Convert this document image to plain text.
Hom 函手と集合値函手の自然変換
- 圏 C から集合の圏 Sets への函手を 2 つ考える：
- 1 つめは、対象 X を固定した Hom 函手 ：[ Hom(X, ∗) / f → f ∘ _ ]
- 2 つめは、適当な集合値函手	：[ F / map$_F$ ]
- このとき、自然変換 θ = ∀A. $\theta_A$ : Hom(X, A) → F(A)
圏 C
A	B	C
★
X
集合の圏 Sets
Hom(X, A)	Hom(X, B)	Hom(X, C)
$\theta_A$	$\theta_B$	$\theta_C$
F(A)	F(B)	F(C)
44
______
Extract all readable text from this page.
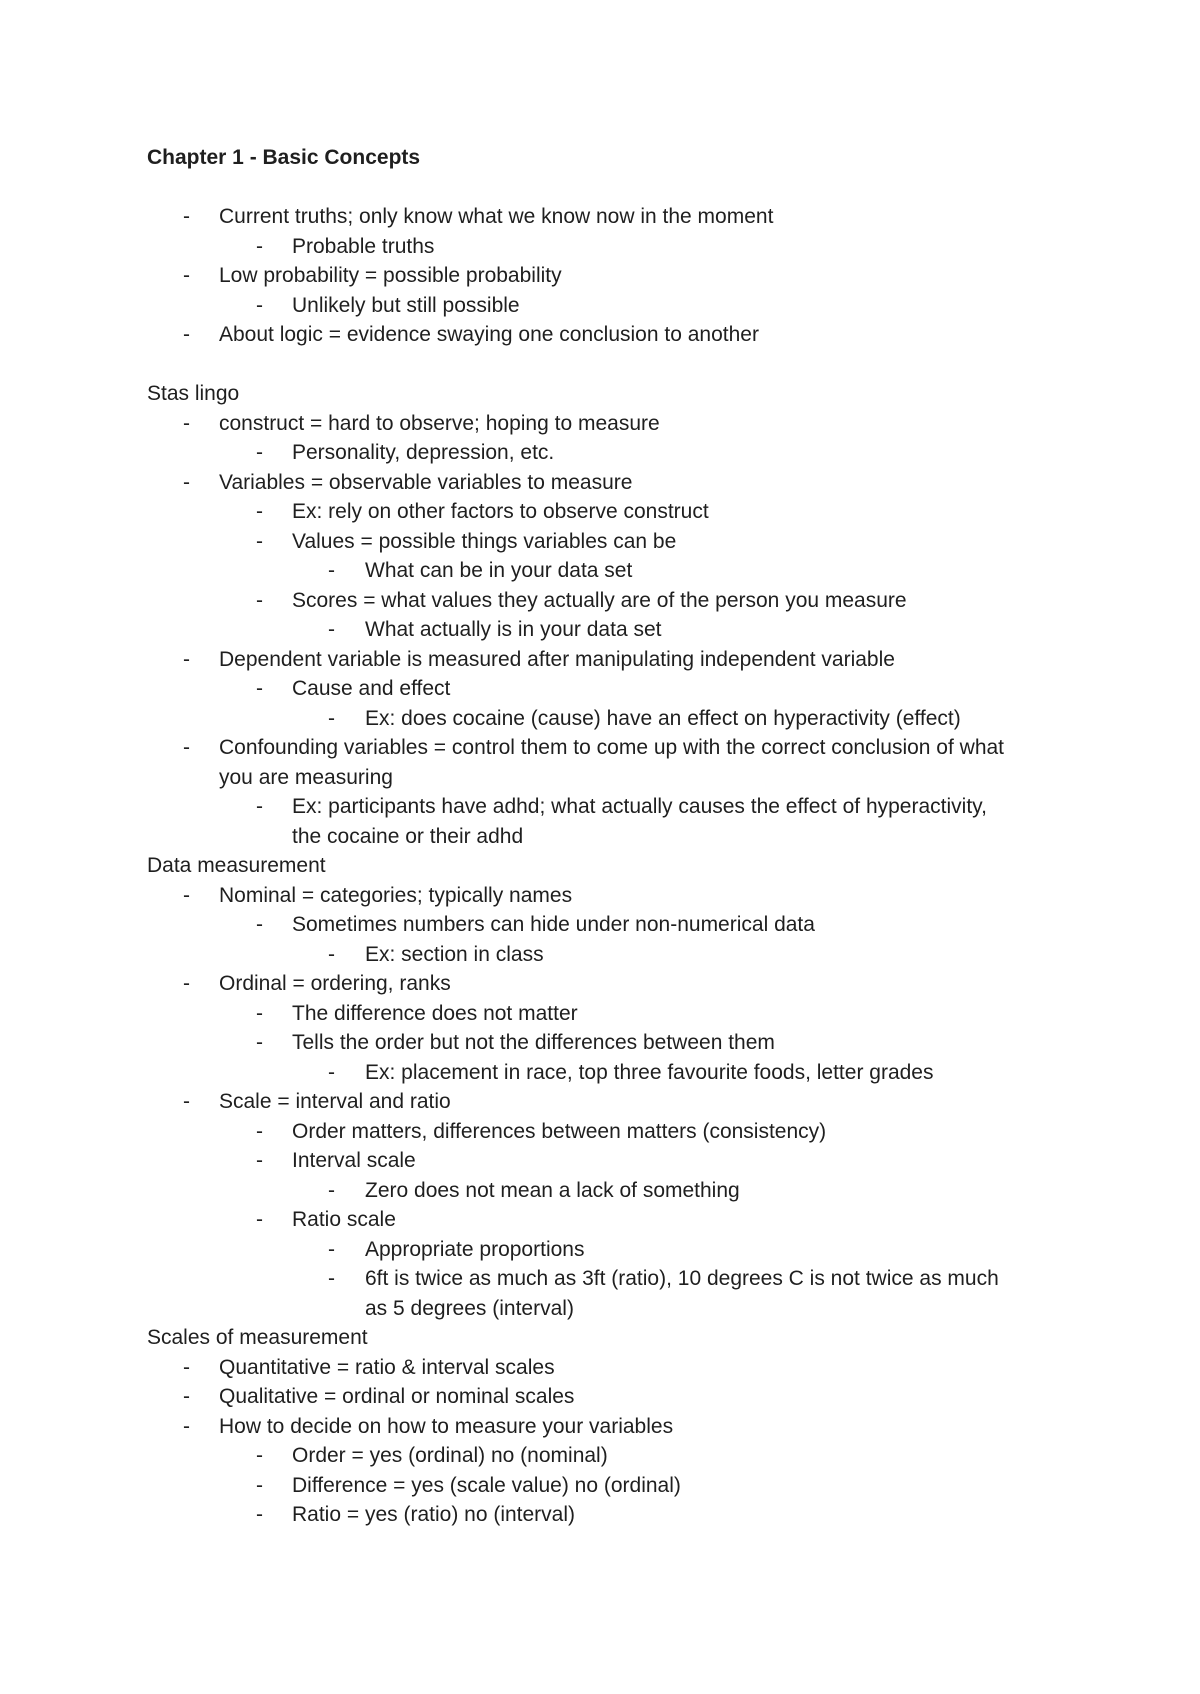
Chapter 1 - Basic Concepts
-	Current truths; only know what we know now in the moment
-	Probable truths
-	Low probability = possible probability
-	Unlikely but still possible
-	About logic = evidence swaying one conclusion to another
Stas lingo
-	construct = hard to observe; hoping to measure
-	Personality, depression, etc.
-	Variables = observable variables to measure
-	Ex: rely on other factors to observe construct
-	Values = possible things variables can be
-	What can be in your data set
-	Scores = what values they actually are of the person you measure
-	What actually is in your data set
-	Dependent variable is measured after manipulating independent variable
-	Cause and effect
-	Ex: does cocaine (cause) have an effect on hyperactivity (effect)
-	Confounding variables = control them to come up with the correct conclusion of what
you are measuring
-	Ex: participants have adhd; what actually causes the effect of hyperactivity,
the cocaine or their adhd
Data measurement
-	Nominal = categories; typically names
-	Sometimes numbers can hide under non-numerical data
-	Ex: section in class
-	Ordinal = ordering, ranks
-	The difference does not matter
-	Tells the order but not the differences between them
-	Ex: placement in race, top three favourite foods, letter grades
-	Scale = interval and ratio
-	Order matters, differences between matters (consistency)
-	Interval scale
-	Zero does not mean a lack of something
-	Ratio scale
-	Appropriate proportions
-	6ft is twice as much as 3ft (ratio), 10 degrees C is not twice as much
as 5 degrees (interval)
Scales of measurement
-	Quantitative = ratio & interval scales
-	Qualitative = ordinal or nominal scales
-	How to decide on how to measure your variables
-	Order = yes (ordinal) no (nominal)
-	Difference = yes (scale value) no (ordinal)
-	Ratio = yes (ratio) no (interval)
______
● **WHAT THE TASK REQUIRES**: Go through the entries above and pull out each line with "Sets" in it.

● **ANSWER TO THE PROBLEM**:
- 圏 C から集合の圏 Sets への函手を 2 つ考える：
集合の圏 Sets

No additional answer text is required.